Copy the listing word for word from its start through the line that contains "- x-tick-label: 1: [203, 830, 221, 863]", including that line.

[Start Information shown]

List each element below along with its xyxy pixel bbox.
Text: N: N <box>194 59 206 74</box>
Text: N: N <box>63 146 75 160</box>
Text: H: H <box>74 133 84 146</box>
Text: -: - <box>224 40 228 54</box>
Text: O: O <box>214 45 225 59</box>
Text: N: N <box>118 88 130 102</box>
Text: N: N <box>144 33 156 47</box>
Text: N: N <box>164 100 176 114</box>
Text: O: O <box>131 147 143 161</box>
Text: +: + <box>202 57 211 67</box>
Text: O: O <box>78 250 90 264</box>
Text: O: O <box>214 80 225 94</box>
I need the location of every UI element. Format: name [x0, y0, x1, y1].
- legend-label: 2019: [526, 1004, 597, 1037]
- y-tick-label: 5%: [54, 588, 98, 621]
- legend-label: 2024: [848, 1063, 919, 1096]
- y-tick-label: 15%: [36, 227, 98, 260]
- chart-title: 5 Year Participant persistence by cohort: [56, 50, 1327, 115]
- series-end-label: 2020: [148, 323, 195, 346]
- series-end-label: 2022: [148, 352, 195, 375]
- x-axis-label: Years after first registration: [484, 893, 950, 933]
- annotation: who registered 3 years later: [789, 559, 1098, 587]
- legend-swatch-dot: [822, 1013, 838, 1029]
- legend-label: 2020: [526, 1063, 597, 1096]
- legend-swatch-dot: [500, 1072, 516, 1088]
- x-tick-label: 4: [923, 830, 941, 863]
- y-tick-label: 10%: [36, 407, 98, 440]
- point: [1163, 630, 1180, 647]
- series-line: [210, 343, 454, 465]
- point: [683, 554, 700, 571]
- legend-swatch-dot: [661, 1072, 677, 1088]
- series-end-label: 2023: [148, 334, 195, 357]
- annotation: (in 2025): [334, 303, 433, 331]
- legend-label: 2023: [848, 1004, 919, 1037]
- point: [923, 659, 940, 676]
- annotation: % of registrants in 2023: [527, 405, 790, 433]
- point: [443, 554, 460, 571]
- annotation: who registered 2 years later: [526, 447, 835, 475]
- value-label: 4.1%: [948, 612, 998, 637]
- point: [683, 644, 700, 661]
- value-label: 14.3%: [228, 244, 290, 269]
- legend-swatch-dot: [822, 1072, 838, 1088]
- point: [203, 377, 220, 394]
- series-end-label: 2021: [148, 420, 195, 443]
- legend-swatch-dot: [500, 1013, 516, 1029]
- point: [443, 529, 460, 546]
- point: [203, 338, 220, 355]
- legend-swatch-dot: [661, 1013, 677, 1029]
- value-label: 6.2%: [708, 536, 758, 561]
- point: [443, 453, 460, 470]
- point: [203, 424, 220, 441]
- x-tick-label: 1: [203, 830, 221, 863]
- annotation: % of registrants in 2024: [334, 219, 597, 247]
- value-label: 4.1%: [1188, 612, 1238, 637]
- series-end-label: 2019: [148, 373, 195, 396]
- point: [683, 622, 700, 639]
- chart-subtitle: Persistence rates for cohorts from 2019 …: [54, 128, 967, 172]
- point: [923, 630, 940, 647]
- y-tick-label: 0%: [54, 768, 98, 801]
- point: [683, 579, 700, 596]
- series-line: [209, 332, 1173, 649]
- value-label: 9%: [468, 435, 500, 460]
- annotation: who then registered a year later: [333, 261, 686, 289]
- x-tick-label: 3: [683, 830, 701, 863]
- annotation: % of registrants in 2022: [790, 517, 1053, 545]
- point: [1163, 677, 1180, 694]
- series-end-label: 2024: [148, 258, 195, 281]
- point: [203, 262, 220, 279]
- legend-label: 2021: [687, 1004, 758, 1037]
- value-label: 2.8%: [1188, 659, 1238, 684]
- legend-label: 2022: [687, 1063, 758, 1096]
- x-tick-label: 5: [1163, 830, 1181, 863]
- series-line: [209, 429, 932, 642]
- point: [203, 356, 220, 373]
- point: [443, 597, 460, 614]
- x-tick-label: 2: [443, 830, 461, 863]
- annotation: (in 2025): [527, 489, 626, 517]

[End Information shown]

Output of the task:
List each element below along with its xyxy pixel bbox.
Text: N: N <box>194 59 206 74</box>
Text: N: N <box>63 146 75 160</box>
Text: H: H <box>74 133 84 146</box>
Text: -: - <box>224 40 228 54</box>
Text: O: O <box>214 45 225 59</box>
Text: N: N <box>118 88 130 102</box>
Text: N: N <box>144 33 156 47</box>
Text: N: N <box>164 100 176 114</box>
Text: O: O <box>131 147 143 161</box>
Text: +: + <box>202 57 211 67</box>
Text: O: O <box>78 250 90 264</box>
Text: O: O <box>214 80 225 94</box>
I need the location of every UI element. Format: name [x0, y0, x1, y1].
- legend-label: 2019: [526, 1004, 597, 1037]
- y-tick-label: 5%: [54, 588, 98, 621]
- legend-label: 2024: [848, 1063, 919, 1096]
- y-tick-label: 15%: [36, 227, 98, 260]
- chart-title: 5 Year Participant persistence by cohort: [56, 50, 1327, 115]
- series-end-label: 2020: [148, 323, 195, 346]
- series-end-label: 2022: [148, 352, 195, 375]
- x-axis-label: Years after first registration: [484, 893, 950, 933]
- annotation: who registered 3 years later: [789, 559, 1098, 587]
- legend-swatch-dot: [822, 1013, 838, 1029]
- legend-label: 2020: [526, 1063, 597, 1096]
- legend-swatch-dot: [500, 1072, 516, 1088]
- x-tick-label: 4: [923, 830, 941, 863]
- y-tick-label: 10%: [36, 407, 98, 440]
- point: [1163, 630, 1180, 647]
- series-line: [210, 343, 454, 465]
- point: [683, 554, 700, 571]
- legend-swatch-dot: [661, 1072, 677, 1088]
- series-end-label: 2023: [148, 334, 195, 357]
- annotation: (in 2025): [334, 303, 433, 331]
- legend-label: 2023: [848, 1004, 919, 1037]
- point: [923, 659, 940, 676]
- annotation: % of registrants in 2023: [527, 405, 790, 433]
- point: [443, 554, 460, 571]
- annotation: who registered 2 years later: [526, 447, 835, 475]
- value-label: 4.1%: [948, 612, 998, 637]
- point: [683, 644, 700, 661]
- value-label: 14.3%: [228, 244, 290, 269]
- legend-swatch-dot: [822, 1072, 838, 1088]
- point: [203, 377, 220, 394]
- series-end-label: 2021: [148, 420, 195, 443]
- legend-swatch-dot: [500, 1013, 516, 1029]
- point: [443, 529, 460, 546]
- point: [203, 338, 220, 355]
- legend-swatch-dot: [661, 1013, 677, 1029]
- value-label: 6.2%: [708, 536, 758, 561]
- point: [443, 453, 460, 470]
- point: [203, 424, 220, 441]
- x-tick-label: 1: [203, 830, 221, 863]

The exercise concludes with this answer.